→ Given instruction:
The entries below are to be transcribed in full, without their images.

→ Input for this task:
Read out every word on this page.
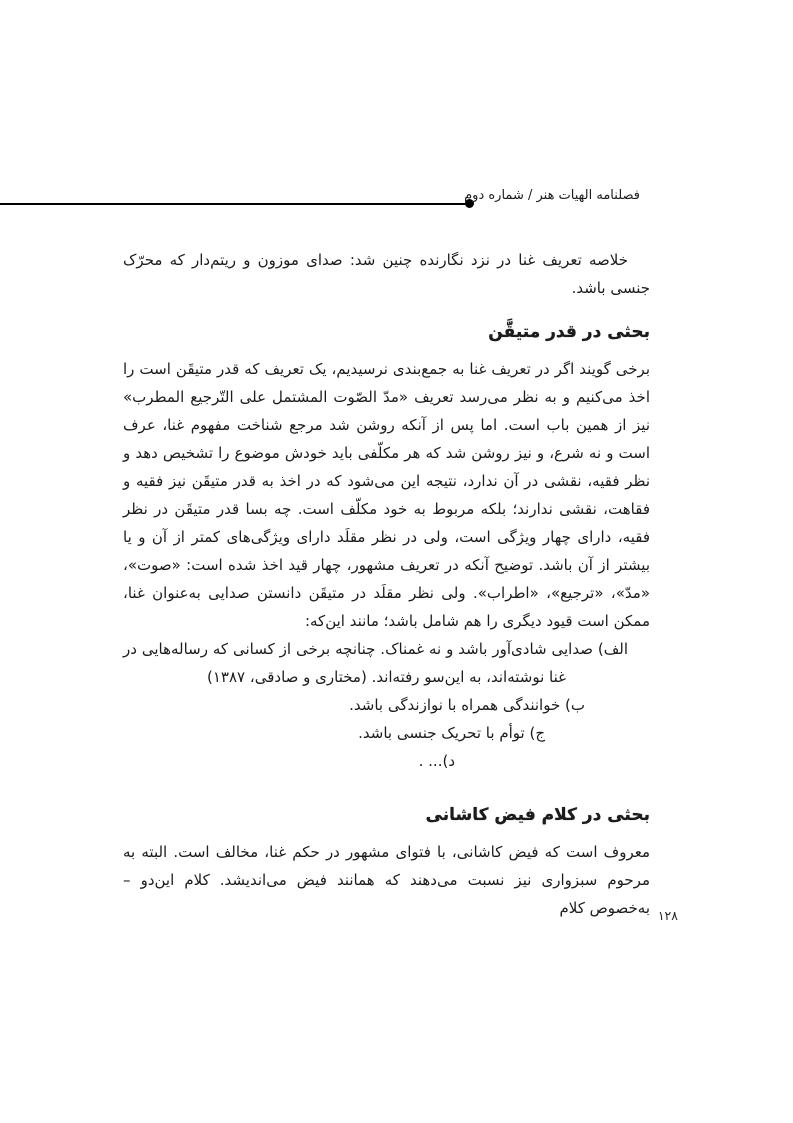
فصلنامه الهیات هنر / شماره دوم

خلاصه تعریف غنا در نزد نگارنده چنین شد: صدای موزون و ریتم‌دار که محرّک جنسی باشد.

بحثی در قدر متیقَّن

برخی گویند اگر در تعریف غنا به جمع‌بندی نرسیدیم، یک تعریف که قدر متیقَن است را اخذ می‌کنیم و به نظر می‌رسد تعریف «مدّ الصّوت المشتمل علی التّرجیع المطرب» نیز از همین باب است. اما پس از آنکه روشن شد مرجع شناخت مفهوم غنا، عرف است و نه شرع، و نیز روشن شد که هر مکلّفی باید خودش موضوع را تشخیص دهد و نظر فقیه، نقشی در آن ندارد، نتیجه این می‌شود که در اخذ به قدر متیقَن نیز فقیه و فقاهت، نقشی ندارند؛ بلکه مربوط به خود مکلّف است. چه بسا قدر متیقَن در نظر فقیه، دارای چهار ویژگی است، ولی در نظر مقلَد دارای ویژگی‌های کمتر از آن و یا بیشتر از آن باشد. توضیح آنکه در تعریف مشهور، چهار قید اخذ شده است: «صوت»، «مدّ»، «ترجیع»، «اطراب». ولی نظر مقلَد در متیقَن دانستن صدایی به‌عنوان غنا، ممکن است قیود دیگری را هم شامل باشد؛ مانند این‌که:

الف) صدایی شادی‌آور باشد و نه غمناک. چنانچه برخی از کسانی که رساله‌هایی در غنا نوشته‌اند، به این‌سو رفته‌اند. (مختاری و صادقی، ۱۳۸۷)

ب) خوانندگی همراه با نوازندگی باشد.
ج) توأم با تحریک جنسی باشد.
د)... .
بحثی در کلام فیض کاشانی

معروف است که فیض کاشانی، با فتوای مشهور در حکم غنا، مخالف است. البته به مرحوم سبزواری نیز نسبت می‌دهند که همانند فیض می‌اندیشد. کلام این‌دو – به‌خصوص کلام ۱۲۸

→ Exercise result:
Read out every word on this page.
فصلنامه الهیات هنر / شماره دوم

خلاصه تعریف غنا در نزد نگارنده چنین شد: صدای موزون و ریتم‌دار که محرّک جنسی باشد.

بحثی در قدر متیقَّن

برخی گویند اگر در تعریف غنا به جمع‌بندی نرسیدیم، یک تعریف که قدر متیقَن است را اخذ می‌کنیم و به نظر می‌رسد تعریف «مدّ الصّوت المشتمل علی التّرجیع المطرب» نیز از همین باب است. اما پس از آنکه روشن شد مرجع شناخت مفهوم غنا، عرف است و نه شرع، و نیز روشن شد که هر مکلّفی باید خودش موضوع را تشخیص دهد و نظر فقیه، نقشی در آن ندارد، نتیجه این می‌شود که در اخذ به قدر متیقَن نیز فقیه و فقاهت، نقشی ندارند؛ بلکه مربوط به خود مکلّف است. چه بسا قدر متیقَن در نظر فقیه، دارای چهار ویژگی است، ولی در نظر مقلَد دارای ویژگی‌های کمتر از آن و یا بیشتر از آن باشد. توضیح آنکه در تعریف مشهور، چهار قید اخذ شده است: «صوت»، «مدّ»، «ترجیع»، «اطراب». ولی نظر مقلَد در متیقَن دانستن صدایی به‌عنوان غنا، ممکن است قیود دیگری را هم شامل باشد؛ مانند این‌که:

الف) صدایی شادی‌آور باشد و نه غمناک. چنانچه برخی از کسانی که رساله‌هایی در غنا نوشته‌اند، به این‌سو رفته‌اند. (مختاری و صادقی، ۱۳۸۷)

ب) خوانندگی همراه با نوازندگی باشد.
ج) توأم با تحریک جنسی باشد.
د)... .
بحثی در کلام فیض کاشانی

معروف است که فیض کاشانی، با فتوای مشهور در حکم غنا، مخالف است. البته به مرحوم سبزواری نیز نسبت می‌دهند که همانند فیض می‌اندیشد. کلام این‌دو – به‌خصوص کلام ۱۲۸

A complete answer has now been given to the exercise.